#### GOAL
Check each line of the records for "REGISTRATION"; collect those that have it.

[Extracted records]
START
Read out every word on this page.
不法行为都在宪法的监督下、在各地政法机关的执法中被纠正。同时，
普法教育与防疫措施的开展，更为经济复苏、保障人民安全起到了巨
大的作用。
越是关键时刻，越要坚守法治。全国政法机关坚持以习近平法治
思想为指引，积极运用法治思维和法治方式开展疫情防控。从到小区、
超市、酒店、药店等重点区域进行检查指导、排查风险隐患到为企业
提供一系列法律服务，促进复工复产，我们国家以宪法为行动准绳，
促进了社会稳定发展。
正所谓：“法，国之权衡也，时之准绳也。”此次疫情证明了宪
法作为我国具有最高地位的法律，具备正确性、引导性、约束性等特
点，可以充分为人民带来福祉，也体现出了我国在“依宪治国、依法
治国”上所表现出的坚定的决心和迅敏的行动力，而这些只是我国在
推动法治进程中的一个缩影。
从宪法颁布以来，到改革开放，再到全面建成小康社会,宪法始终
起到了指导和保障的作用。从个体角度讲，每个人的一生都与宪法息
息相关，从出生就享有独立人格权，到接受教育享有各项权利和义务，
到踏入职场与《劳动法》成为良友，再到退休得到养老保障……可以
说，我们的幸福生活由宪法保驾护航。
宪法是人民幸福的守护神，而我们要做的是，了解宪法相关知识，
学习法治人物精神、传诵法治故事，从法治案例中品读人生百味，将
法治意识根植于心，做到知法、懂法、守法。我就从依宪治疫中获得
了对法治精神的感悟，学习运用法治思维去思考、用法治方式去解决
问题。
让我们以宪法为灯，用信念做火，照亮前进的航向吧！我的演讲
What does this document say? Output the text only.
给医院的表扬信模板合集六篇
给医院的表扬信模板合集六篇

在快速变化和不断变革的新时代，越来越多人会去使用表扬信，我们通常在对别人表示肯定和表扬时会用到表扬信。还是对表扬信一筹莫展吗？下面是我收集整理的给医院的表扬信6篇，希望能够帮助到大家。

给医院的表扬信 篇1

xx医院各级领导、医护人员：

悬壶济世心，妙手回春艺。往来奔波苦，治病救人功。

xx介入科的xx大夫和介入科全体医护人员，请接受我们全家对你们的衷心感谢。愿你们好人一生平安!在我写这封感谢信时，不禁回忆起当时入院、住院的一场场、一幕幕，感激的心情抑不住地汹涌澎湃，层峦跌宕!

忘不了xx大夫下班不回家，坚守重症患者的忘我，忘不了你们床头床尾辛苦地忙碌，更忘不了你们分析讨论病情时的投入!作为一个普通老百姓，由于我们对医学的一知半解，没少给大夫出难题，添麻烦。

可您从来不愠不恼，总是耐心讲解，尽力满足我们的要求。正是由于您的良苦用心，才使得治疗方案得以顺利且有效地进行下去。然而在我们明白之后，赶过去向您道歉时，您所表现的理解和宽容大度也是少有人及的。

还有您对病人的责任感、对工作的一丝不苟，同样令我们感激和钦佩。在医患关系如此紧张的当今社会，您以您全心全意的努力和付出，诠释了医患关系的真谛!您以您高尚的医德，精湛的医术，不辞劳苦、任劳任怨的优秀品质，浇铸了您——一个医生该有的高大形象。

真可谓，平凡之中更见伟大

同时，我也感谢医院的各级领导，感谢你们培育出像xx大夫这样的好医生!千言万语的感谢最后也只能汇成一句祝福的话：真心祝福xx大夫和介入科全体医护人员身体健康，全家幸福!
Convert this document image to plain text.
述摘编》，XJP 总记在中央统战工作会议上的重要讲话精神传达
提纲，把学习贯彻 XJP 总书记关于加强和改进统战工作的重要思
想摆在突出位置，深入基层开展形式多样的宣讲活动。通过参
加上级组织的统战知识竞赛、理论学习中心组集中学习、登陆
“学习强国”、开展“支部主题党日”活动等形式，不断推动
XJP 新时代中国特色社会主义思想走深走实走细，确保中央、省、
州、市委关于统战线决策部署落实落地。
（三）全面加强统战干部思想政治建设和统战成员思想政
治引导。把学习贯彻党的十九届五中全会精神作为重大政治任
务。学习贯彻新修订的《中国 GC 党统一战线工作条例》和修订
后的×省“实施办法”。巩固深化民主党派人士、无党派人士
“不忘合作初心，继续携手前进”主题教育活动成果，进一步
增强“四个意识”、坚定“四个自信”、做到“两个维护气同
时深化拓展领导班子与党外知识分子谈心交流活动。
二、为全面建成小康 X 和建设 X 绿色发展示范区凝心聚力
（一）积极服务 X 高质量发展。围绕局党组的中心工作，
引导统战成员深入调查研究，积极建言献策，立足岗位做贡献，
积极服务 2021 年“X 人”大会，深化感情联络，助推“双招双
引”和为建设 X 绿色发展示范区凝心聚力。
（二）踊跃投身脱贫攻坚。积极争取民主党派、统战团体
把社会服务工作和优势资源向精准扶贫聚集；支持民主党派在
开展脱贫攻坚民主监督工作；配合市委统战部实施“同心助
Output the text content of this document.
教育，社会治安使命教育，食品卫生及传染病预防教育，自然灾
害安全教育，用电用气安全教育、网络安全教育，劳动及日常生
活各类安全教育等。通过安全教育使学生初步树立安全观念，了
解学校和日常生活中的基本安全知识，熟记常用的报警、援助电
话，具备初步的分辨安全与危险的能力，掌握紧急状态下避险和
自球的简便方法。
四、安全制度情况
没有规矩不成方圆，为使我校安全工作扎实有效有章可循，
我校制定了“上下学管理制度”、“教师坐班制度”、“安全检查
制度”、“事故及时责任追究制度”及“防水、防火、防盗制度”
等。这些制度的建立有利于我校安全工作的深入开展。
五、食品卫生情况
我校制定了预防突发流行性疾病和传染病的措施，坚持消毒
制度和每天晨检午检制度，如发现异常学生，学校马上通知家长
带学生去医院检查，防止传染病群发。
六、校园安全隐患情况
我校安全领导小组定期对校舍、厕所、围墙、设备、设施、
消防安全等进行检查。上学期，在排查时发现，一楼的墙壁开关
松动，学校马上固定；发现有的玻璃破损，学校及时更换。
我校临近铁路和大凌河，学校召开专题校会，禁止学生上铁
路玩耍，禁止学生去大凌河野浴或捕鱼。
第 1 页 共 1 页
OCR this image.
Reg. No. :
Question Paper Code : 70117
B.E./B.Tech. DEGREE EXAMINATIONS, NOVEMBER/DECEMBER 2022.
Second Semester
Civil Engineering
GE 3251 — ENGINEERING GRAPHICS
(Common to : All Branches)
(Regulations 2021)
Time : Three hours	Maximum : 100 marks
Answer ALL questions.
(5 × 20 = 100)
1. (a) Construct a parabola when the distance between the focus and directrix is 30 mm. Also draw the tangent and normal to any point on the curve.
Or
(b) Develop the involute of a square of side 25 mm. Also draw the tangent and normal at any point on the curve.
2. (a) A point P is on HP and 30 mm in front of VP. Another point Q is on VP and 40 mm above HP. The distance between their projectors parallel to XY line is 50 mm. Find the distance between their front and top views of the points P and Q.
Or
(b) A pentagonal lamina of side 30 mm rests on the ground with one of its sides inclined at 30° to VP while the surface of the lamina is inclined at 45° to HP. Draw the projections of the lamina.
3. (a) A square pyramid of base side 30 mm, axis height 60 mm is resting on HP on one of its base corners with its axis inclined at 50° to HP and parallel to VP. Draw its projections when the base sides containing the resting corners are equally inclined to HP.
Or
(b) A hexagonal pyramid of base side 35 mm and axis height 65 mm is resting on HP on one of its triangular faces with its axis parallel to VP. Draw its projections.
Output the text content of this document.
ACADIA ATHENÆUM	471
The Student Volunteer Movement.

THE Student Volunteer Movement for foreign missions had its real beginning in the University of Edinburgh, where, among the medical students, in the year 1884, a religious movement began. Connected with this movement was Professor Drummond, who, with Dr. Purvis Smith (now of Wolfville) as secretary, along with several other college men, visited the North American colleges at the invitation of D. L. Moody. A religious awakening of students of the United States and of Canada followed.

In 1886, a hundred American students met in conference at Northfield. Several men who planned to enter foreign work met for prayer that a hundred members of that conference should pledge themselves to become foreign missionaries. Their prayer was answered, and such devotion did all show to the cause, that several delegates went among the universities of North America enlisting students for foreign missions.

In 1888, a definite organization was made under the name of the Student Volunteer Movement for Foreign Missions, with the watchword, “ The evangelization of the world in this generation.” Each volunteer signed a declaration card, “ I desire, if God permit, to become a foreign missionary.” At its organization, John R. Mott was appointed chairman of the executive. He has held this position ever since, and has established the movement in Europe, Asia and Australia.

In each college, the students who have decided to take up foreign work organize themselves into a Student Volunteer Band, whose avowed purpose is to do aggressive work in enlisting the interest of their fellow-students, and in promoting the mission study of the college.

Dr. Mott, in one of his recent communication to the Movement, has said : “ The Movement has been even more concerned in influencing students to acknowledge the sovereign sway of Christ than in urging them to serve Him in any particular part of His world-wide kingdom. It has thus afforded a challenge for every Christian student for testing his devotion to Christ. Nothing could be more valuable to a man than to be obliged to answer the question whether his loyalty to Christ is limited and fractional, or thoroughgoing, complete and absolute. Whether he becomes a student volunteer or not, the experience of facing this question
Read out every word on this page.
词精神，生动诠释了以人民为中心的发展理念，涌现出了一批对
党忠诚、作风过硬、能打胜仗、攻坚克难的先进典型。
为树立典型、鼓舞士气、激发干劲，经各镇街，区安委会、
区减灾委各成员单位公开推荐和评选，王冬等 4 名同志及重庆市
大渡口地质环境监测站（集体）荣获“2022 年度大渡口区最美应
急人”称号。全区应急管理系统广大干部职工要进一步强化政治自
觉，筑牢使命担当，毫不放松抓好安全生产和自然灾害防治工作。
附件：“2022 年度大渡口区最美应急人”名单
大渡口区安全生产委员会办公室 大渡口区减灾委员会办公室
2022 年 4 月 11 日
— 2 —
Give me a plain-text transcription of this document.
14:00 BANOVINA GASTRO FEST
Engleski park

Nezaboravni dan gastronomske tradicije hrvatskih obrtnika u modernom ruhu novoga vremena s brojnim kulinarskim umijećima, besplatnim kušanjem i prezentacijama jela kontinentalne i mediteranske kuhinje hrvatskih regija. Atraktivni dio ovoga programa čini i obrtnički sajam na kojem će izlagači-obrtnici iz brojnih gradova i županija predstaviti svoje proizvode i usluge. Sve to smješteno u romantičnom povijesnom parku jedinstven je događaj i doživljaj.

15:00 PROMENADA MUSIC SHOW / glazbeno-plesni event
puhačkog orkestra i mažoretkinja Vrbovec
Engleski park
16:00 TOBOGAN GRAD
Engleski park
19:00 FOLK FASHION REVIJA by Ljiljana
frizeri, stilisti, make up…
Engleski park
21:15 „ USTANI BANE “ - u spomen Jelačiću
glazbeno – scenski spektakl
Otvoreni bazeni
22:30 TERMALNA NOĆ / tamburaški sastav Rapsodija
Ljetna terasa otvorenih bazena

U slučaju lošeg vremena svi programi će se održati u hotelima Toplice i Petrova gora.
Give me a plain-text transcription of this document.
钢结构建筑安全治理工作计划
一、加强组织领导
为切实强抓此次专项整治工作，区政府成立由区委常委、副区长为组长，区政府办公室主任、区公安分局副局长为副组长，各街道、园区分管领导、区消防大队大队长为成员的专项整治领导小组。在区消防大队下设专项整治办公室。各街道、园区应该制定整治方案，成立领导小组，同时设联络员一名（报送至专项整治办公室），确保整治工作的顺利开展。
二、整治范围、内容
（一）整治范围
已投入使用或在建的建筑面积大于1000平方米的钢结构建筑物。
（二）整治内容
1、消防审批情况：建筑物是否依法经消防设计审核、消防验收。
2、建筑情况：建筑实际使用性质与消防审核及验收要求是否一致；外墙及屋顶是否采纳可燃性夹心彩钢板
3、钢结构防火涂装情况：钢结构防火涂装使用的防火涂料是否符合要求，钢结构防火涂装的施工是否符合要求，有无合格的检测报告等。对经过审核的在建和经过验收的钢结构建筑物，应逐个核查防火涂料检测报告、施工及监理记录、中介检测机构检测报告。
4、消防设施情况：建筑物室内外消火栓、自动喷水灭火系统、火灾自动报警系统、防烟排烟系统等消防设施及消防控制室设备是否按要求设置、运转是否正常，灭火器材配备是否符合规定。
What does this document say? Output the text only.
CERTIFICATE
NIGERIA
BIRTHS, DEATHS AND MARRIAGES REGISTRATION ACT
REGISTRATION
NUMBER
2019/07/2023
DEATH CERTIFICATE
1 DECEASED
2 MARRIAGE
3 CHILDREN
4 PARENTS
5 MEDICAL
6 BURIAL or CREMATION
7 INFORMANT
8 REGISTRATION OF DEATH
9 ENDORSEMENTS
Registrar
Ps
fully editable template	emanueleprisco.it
END
#### WRITTEN SOLUTION
BIRTHS, DEATHS AND MARRIAGES REGISTRATION ACT
REGISTRATION
8 REGISTRATION OF DEATH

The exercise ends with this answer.